Work required: Copy the records that follow exactly as written, but not their pictures.

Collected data
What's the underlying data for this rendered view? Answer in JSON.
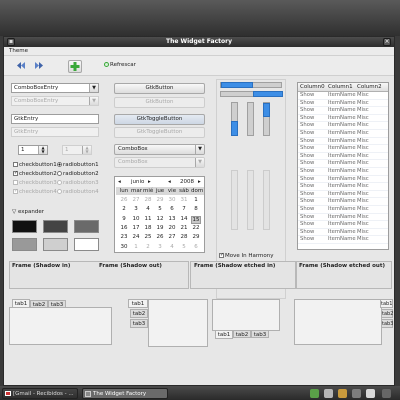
{
  "window": {
    "title": "The Widget Factory"
  },
  "menubar": {
    "theme": "Theme"
  },
  "toolbar": {
    "refresh_label": "Refrescar"
  },
  "left": {
    "combo_entry": "ComboBoxEntry",
    "combo_entry_dis": "ComboBoxEntry",
    "entry": "GtkEntry",
    "entry_dis": "GtkEntry",
    "spin1": "1",
    "spin2": "1",
    "checkbuttons": [
      "checkbutton1",
      "checkbutton2",
      "checkbutton3",
      "checkbutton4"
    ],
    "radiobuttons": [
      "radiobutton1",
      "radiobutton2",
      "radiobutton3",
      "radiobutton4"
    ],
    "expander": "expander"
  },
  "middle": {
    "button": "GtkButton",
    "button_dis": "GtkButton",
    "toggle": "GtkToggleButton",
    "toggle_dis": "GtkToggleButton",
    "combo": "ComboBox",
    "combo_dis": "ComboBox",
    "calendar": {
      "month": "junio",
      "year": "2008",
      "weekdays": [
        "lun",
        "mar",
        "mié",
        "jue",
        "vie",
        "sáb",
        "dom"
      ],
      "rows": [
        [
          "26",
          "27",
          "28",
          "29",
          "30",
          "31",
          "1"
        ],
        [
          "2",
          "3",
          "4",
          "5",
          "6",
          "7",
          "8"
        ],
        [
          "9",
          "10",
          "11",
          "12",
          "13",
          "14",
          "15"
        ],
        [
          "16",
          "17",
          "18",
          "19",
          "20",
          "21",
          "22"
        ],
        [
          "23",
          "24",
          "25",
          "26",
          "27",
          "28",
          "29"
        ],
        [
          "30",
          "1",
          "2",
          "3",
          "4",
          "5",
          "6"
        ]
      ]
    }
  },
  "sliders": {
    "move_label": "Move In Harmony"
  },
  "tree": {
    "columns": [
      "Column0",
      "Column1",
      "Column2"
    ],
    "rows": [
      [
        "Show",
        "ItemName",
        "Misc"
      ],
      [
        "Show",
        "ItemName",
        "Misc"
      ],
      [
        "Show",
        "ItemName",
        "Misc"
      ],
      [
        "Show",
        "ItemName",
        "Misc"
      ],
      [
        "Show",
        "ItemName",
        "Misc"
      ],
      [
        "Show",
        "ItemName",
        "Misc"
      ],
      [
        "Show",
        "ItemName",
        "Misc"
      ],
      [
        "Show",
        "ItemName",
        "Misc"
      ],
      [
        "Show",
        "ItemName",
        "Misc"
      ],
      [
        "Show",
        "ItemName",
        "Misc"
      ],
      [
        "Show",
        "ItemName",
        "Misc"
      ],
      [
        "Show",
        "ItemName",
        "Misc"
      ],
      [
        "Show",
        "ItemName",
        "Misc"
      ],
      [
        "Show",
        "ItemName",
        "Misc"
      ],
      [
        "Show",
        "ItemName",
        "Misc"
      ],
      [
        "Show",
        "ItemName",
        "Misc"
      ],
      [
        "Show",
        "ItemName",
        "Misc"
      ],
      [
        "Show",
        "ItemName",
        "Misc"
      ],
      [
        "Show",
        "ItemName",
        "Misc"
      ],
      [
        "Show",
        "ItemName",
        "Misc"
      ]
    ]
  },
  "frames": [
    "Frame (Shadow in)",
    "Frame (Shadow out)",
    "Frame (Shadow etched in)",
    "Frame (Shadow etched out)"
  ],
  "notebooks": {
    "tabs": [
      "tab1",
      "tab2",
      "tab3"
    ]
  },
  "taskbar": {
    "items": [
      "[Gmail - Recibidos - ...",
      "The Widget Factory"
    ]
  },
  "colors": {
    "accent": "#3d8ee6",
    "window_bg": "#e7e7e7",
    "titlebar": "#333333"
  }
}
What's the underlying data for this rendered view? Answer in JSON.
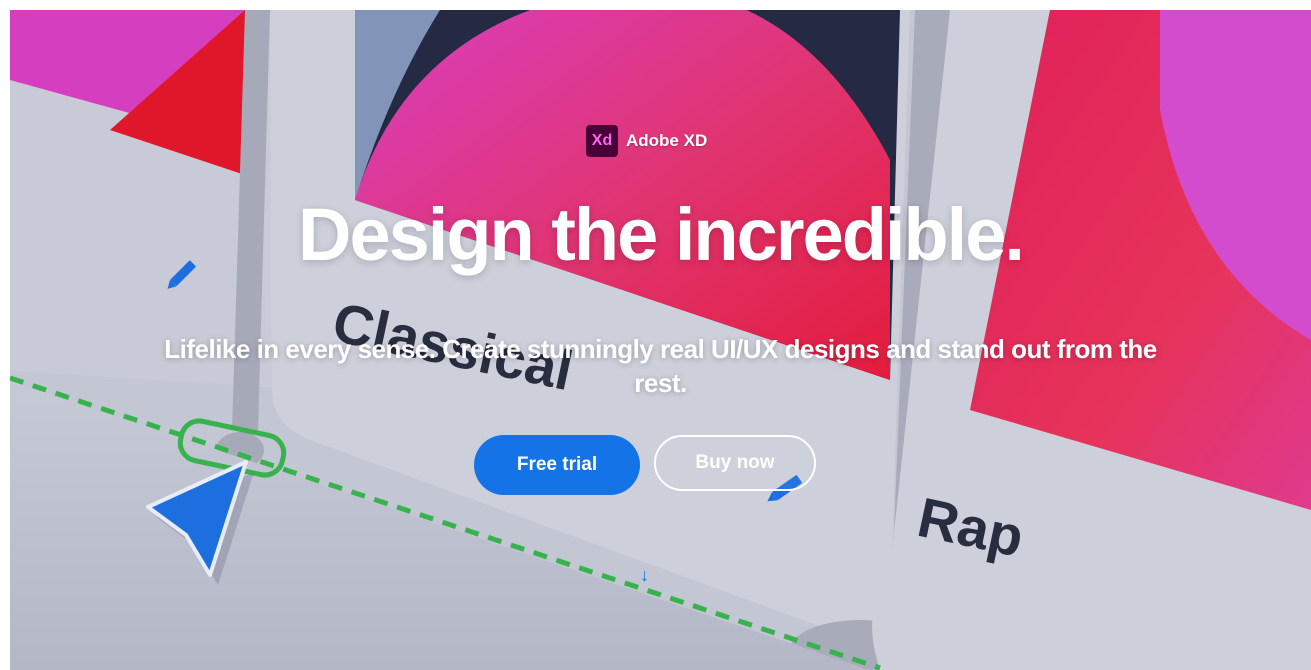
{
  "brand": {
    "logo_text": "Xd",
    "name": "Adobe XD"
  },
  "hero": {
    "headline": "Design the incredible.",
    "subheadline": "Lifelike in every sense. Create stunningly real UI/UX designs and stand out from the rest.",
    "card_labels": [
      "Classical",
      "Rap"
    ]
  },
  "cta": {
    "primary_label": "Free trial",
    "secondary_label": "Buy now"
  },
  "icons": {
    "scroll": "arrow-down-icon",
    "pencil": "pencil-icon",
    "cursor": "cursor-pointer-icon"
  },
  "colors": {
    "accent_blue": "#1473e6",
    "magenta": "#d845c8",
    "red": "#e21e3d",
    "navy": "#272c45",
    "card_grey": "#cdd0db",
    "selection_green": "#3bb54a",
    "xd_logo_bg": "#470137",
    "xd_logo_text": "#ff61f6"
  }
}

Complete answer:
What's the underlying data for this rendered view? Answer in JSON.
{
  "window": {
    "title": "The Widget Factory"
  },
  "menubar": {
    "theme": "Theme"
  },
  "toolbar": {
    "refresh_label": "Refrescar"
  },
  "left": {
    "combo_entry": "ComboBoxEntry",
    "combo_entry_dis": "ComboBoxEntry",
    "entry": "GtkEntry",
    "entry_dis": "GtkEntry",
    "spin1": "1",
    "spin2": "1",
    "checkbuttons": [
      "checkbutton1",
      "checkbutton2",
      "checkbutton3",
      "checkbutton4"
    ],
    "radiobuttons": [
      "radiobutton1",
      "radiobutton2",
      "radiobutton3",
      "radiobutton4"
    ],
    "expander": "expander"
  },
  "middle": {
    "button": "GtkButton",
    "button_dis": "GtkButton",
    "toggle": "GtkToggleButton",
    "toggle_dis": "GtkToggleButton",
    "combo": "ComboBox",
    "combo_dis": "ComboBox",
    "calendar": {
      "month": "junio",
      "year": "2008",
      "weekdays": [
        "lun",
        "mar",
        "mié",
        "jue",
        "vie",
        "sáb",
        "dom"
      ],
      "rows": [
        [
          "26",
          "27",
          "28",
          "29",
          "30",
          "31",
          "1"
        ],
        [
          "2",
          "3",
          "4",
          "5",
          "6",
          "7",
          "8"
        ],
        [
          "9",
          "10",
          "11",
          "12",
          "13",
          "14",
          "15"
        ],
        [
          "16",
          "17",
          "18",
          "19",
          "20",
          "21",
          "22"
        ],
        [
          "23",
          "24",
          "25",
          "26",
          "27",
          "28",
          "29"
        ],
        [
          "30",
          "1",
          "2",
          "3",
          "4",
          "5",
          "6"
        ]
      ]
    }
  },
  "sliders": {
    "move_label": "Move In Harmony"
  },
  "tree": {
    "columns": [
      "Column0",
      "Column1",
      "Column2"
    ],
    "rows": [
      [
        "Show",
        "ItemName",
        "Misc"
      ],
      [
        "Show",
        "ItemName",
        "Misc"
      ],
      [
        "Show",
        "ItemName",
        "Misc"
      ],
      [
        "Show",
        "ItemName",
        "Misc"
      ],
      [
        "Show",
        "ItemName",
        "Misc"
      ],
      [
        "Show",
        "ItemName",
        "Misc"
      ],
      [
        "Show",
        "ItemName",
        "Misc"
      ],
      [
        "Show",
        "ItemName",
        "Misc"
      ],
      [
        "Show",
        "ItemName",
        "Misc"
      ],
      [
        "Show",
        "ItemName",
        "Misc"
      ],
      [
        "Show",
        "ItemName",
        "Misc"
      ],
      [
        "Show",
        "ItemName",
        "Misc"
      ],
      [
        "Show",
        "ItemName",
        "Misc"
      ],
      [
        "Show",
        "ItemName",
        "Misc"
      ],
      [
        "Show",
        "ItemName",
        "Misc"
      ],
      [
        "Show",
        "ItemName",
        "Misc"
      ],
      [
        "Show",
        "ItemName",
        "Misc"
      ],
      [
        "Show",
        "ItemName",
        "Misc"
      ],
      [
        "Show",
        "ItemName",
        "Misc"
      ],
      [
        "Show",
        "ItemName",
        "Misc"
      ]
    ]
  },
  "frames": [
    "Frame (Shadow in)",
    "Frame (Shadow out)",
    "Frame (Shadow etched in)",
    "Frame (Shadow etched out)"
  ],
  "notebooks": {
    "tabs": [
      "tab1",
      "tab2",
      "tab3"
    ]
  },
  "taskbar": {
    "items": [
      "[Gmail - Recibidos - ...",
      "The Widget Factory"
    ]
  },
  "colors": {
    "accent": "#3d8ee6",
    "window_bg": "#e7e7e7",
    "titlebar": "#333333"
  }
}
What's the underlying data for this rendered view? Answer in JSON.
{
  "brand": {
    "logo_text": "Xd",
    "name": "Adobe XD"
  },
  "hero": {
    "headline": "Design the incredible.",
    "subheadline": "Lifelike in every sense. Create stunningly real UI/UX designs and stand out from the rest.",
    "card_labels": [
      "Classical",
      "Rap"
    ]
  },
  "cta": {
    "primary_label": "Free trial",
    "secondary_label": "Buy now"
  },
  "icons": {
    "scroll": "arrow-down-icon",
    "pencil": "pencil-icon",
    "cursor": "cursor-pointer-icon"
  },
  "colors": {
    "accent_blue": "#1473e6",
    "magenta": "#d845c8",
    "red": "#e21e3d",
    "navy": "#272c45",
    "card_grey": "#cdd0db",
    "selection_green": "#3bb54a",
    "xd_logo_bg": "#470137",
    "xd_logo_text": "#ff61f6"
  }
}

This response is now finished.